**Written problem:**
Copy each line that has the string "image" somewhere in it.

-- START --

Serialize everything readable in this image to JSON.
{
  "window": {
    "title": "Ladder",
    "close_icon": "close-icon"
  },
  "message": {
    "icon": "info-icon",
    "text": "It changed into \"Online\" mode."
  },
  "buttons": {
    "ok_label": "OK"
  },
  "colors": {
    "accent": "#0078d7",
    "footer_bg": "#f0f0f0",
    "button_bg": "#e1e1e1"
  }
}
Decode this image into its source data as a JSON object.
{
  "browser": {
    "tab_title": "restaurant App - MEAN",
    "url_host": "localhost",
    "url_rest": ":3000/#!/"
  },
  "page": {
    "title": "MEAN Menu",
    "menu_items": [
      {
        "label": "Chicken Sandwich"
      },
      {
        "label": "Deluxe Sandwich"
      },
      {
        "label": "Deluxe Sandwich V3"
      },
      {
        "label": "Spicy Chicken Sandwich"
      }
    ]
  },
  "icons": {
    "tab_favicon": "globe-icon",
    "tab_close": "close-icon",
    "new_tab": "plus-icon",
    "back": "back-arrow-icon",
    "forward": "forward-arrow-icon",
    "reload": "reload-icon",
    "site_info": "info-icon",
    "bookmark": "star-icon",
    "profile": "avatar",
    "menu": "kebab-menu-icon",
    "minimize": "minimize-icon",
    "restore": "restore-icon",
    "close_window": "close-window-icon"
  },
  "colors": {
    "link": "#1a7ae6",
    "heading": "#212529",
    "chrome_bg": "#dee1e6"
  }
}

-- END --

**Exercise response:**
Serialize everything readable in this image to JSON.
Decode this image into its source data as a JSON object.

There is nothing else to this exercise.